Task statement: Write out all of the entries exactly as given.

** begin **

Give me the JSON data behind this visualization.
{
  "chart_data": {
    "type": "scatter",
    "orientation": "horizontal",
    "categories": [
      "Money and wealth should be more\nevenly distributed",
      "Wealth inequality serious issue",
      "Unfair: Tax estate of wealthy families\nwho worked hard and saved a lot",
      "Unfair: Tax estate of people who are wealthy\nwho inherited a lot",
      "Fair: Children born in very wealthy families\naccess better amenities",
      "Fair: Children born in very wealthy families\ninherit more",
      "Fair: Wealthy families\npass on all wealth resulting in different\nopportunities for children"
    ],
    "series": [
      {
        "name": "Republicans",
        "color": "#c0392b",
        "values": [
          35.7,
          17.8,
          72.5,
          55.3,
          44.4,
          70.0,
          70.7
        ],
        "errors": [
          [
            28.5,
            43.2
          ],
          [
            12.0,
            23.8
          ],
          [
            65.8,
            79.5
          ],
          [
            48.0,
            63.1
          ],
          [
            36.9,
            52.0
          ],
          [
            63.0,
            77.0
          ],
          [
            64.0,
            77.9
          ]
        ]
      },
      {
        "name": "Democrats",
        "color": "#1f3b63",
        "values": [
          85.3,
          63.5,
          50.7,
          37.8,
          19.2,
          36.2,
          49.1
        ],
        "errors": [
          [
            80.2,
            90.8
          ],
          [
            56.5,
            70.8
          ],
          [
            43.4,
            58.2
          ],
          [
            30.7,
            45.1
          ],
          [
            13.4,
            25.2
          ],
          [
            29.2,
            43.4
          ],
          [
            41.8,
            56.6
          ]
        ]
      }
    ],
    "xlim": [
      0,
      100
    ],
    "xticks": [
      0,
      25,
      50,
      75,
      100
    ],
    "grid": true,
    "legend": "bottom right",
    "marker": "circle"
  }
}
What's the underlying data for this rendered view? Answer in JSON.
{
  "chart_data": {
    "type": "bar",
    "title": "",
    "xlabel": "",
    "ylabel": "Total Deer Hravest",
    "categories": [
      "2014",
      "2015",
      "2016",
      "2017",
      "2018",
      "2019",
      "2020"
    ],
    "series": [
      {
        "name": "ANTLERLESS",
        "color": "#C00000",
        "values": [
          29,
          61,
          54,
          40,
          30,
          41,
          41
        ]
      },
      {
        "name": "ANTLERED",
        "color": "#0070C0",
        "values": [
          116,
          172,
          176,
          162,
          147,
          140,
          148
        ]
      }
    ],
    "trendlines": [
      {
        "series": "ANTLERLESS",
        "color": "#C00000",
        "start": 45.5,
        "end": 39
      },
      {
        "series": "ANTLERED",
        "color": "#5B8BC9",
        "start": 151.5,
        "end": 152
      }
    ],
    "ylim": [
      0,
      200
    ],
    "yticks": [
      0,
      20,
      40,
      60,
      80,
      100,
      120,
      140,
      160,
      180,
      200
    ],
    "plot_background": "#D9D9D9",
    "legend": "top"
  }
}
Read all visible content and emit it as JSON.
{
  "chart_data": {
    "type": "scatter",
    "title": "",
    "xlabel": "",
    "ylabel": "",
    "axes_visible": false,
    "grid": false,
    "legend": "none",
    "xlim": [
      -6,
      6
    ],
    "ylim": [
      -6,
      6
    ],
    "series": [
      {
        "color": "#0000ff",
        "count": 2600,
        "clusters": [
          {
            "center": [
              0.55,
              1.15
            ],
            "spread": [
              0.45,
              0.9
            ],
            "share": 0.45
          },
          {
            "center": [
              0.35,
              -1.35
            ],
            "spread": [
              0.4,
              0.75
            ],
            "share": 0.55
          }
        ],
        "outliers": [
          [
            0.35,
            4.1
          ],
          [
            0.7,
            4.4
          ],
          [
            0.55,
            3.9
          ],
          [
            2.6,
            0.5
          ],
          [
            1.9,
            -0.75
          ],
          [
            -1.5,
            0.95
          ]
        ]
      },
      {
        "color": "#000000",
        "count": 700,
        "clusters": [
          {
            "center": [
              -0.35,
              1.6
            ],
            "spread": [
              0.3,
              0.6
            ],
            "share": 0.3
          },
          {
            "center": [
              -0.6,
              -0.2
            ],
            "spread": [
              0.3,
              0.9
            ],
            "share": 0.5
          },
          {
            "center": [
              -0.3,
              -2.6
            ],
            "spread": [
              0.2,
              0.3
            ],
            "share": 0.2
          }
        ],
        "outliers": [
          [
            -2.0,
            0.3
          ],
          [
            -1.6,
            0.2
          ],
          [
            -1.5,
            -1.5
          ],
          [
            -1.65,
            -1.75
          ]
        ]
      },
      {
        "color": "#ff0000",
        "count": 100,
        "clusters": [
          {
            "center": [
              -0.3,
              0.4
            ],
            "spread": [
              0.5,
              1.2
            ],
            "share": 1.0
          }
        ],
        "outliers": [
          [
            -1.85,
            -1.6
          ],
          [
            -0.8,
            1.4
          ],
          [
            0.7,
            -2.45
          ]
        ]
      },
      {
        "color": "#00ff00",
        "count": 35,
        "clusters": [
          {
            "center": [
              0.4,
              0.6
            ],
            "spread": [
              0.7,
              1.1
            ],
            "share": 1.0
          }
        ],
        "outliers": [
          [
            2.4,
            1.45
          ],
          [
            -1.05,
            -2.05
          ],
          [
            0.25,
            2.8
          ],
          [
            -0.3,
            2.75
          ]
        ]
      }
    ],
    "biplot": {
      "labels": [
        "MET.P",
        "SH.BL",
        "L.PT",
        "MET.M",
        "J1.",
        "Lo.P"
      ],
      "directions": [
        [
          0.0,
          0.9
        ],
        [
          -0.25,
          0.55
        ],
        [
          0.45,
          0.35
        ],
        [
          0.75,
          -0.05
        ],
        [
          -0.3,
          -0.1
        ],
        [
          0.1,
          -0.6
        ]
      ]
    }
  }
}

** end **

Response to this exercise:
Give me the JSON data behind this visualization.
{
  "chart_data": {
    "type": "scatter",
    "orientation": "horizontal",
    "categories": [
      "Money and wealth should be more\nevenly distributed",
      "Wealth inequality serious issue",
      "Unfair: Tax estate of wealthy families\nwho worked hard and saved a lot",
      "Unfair: Tax estate of people who are wealthy\nwho inherited a lot",
      "Fair: Children born in very wealthy families\naccess better amenities",
      "Fair: Children born in very wealthy families\ninherit more",
      "Fair: Wealthy families\npass on all wealth resulting in different\nopportunities for children"
    ],
    "series": [
      {
        "name": "Republicans",
        "color": "#c0392b",
        "values": [
          35.7,
          17.8,
          72.5,
          55.3,
          44.4,
          70.0,
          70.7
        ],
        "errors": [
          [
            28.5,
            43.2
          ],
          [
            12.0,
            23.8
          ],
          [
            65.8,
            79.5
          ],
          [
            48.0,
            63.1
          ],
          [
            36.9,
            52.0
          ],
          [
            63.0,
            77.0
          ],
          [
            64.0,
            77.9
          ]
        ]
      },
      {
        "name": "Democrats",
        "color": "#1f3b63",
        "values": [
          85.3,
          63.5,
          50.7,
          37.8,
          19.2,
          36.2,
          49.1
        ],
        "errors": [
          [
            80.2,
            90.8
          ],
          [
            56.5,
            70.8
          ],
          [
            43.4,
            58.2
          ],
          [
            30.7,
            45.1
          ],
          [
            13.4,
            25.2
          ],
          [
            29.2,
            43.4
          ],
          [
            41.8,
            56.6
          ]
        ]
      }
    ],
    "xlim": [
      0,
      100
    ],
    "xticks": [
      0,
      25,
      50,
      75,
      100
    ],
    "grid": true,
    "legend": "bottom right",
    "marker": "circle"
  }
}
What's the underlying data for this rendered view? Answer in JSON.
{
  "chart_data": {
    "type": "bar",
    "title": "",
    "xlabel": "",
    "ylabel": "Total Deer Hravest",
    "categories": [
      "2014",
      "2015",
      "2016",
      "2017",
      "2018",
      "2019",
      "2020"
    ],
    "series": [
      {
        "name": "ANTLERLESS",
        "color": "#C00000",
        "values": [
          29,
          61,
          54,
          40,
          30,
          41,
          41
        ]
      },
      {
        "name": "ANTLERED",
        "color": "#0070C0",
        "values": [
          116,
          172,
          176,
          162,
          147,
          140,
          148
        ]
      }
    ],
    "trendlines": [
      {
        "series": "ANTLERLESS",
        "color": "#C00000",
        "start": 45.5,
        "end": 39
      },
      {
        "series": "ANTLERED",
        "color": "#5B8BC9",
        "start": 151.5,
        "end": 152
      }
    ],
    "ylim": [
      0,
      200
    ],
    "yticks": [
      0,
      20,
      40,
      60,
      80,
      100,
      120,
      140,
      160,
      180,
      200
    ],
    "plot_background": "#D9D9D9",
    "legend": "top"
  }
}
Read all visible content and emit it as JSON.
{
  "chart_data": {
    "type": "scatter",
    "title": "",
    "xlabel": "",
    "ylabel": "",
    "axes_visible": false,
    "grid": false,
    "legend": "none",
    "xlim": [
      -6,
      6
    ],
    "ylim": [
      -6,
      6
    ],
    "series": [
      {
        "color": "#0000ff",
        "count": 2600,
        "clusters": [
          {
            "center": [
              0.55,
              1.15
            ],
            "spread": [
              0.45,
              0.9
            ],
            "share": 0.45
          },
          {
            "center": [
              0.35,
              -1.35
            ],
            "spread": [
              0.4,
              0.75
            ],
            "share": 0.55
          }
        ],
        "outliers": [
          [
            0.35,
            4.1
          ],
          [
            0.7,
            4.4
          ],
          [
            0.55,
            3.9
          ],
          [
            2.6,
            0.5
          ],
          [
            1.9,
            -0.75
          ],
          [
            -1.5,
            0.95
          ]
        ]
      },
      {
        "color": "#000000",
        "count": 700,
        "clusters": [
          {
            "center": [
              -0.35,
              1.6
            ],
            "spread": [
              0.3,
              0.6
            ],
            "share": 0.3
          },
          {
            "center": [
              -0.6,
              -0.2
            ],
            "spread": [
              0.3,
              0.9
            ],
            "share": 0.5
          },
          {
            "center": [
              -0.3,
              -2.6
            ],
            "spread": [
              0.2,
              0.3
            ],
            "share": 0.2
          }
        ],
        "outliers": [
          [
            -2.0,
            0.3
          ],
          [
            -1.6,
            0.2
          ],
          [
            -1.5,
            -1.5
          ],
          [
            -1.65,
            -1.75
          ]
        ]
      },
      {
        "color": "#ff0000",
        "count": 100,
        "clusters": [
          {
            "center": [
              -0.3,
              0.4
            ],
            "spread": [
              0.5,
              1.2
            ],
            "share": 1.0
          }
        ],
        "outliers": [
          [
            -1.85,
            -1.6
          ],
          [
            -0.8,
            1.4
          ],
          [
            0.7,
            -2.45
          ]
        ]
      },
      {
        "color": "#00ff00",
        "count": 35,
        "clusters": [
          {
            "center": [
              0.4,
              0.6
            ],
            "spread": [
              0.7,
              1.1
            ],
            "share": 1.0
          }
        ],
        "outliers": [
          [
            2.4,
            1.45
          ],
          [
            -1.05,
            -2.05
          ],
          [
            0.25,
            2.8
          ],
          [
            -0.3,
            2.75
          ]
        ]
      }
    ],
    "biplot": {
      "labels": [
        "MET.P",
        "SH.BL",
        "L.PT",
        "MET.M",
        "J1.",
        "Lo.P"
      ],
      "directions": [
        [
          0.0,
          0.9
        ],
        [
          -0.25,
          0.55
        ],
        [
          0.45,
          0.35
        ],
        [
          0.75,
          -0.05
        ],
        [
          -0.3,
          -0.1
        ],
        [
          0.1,
          -0.6
        ]
      ]
    }
  }
}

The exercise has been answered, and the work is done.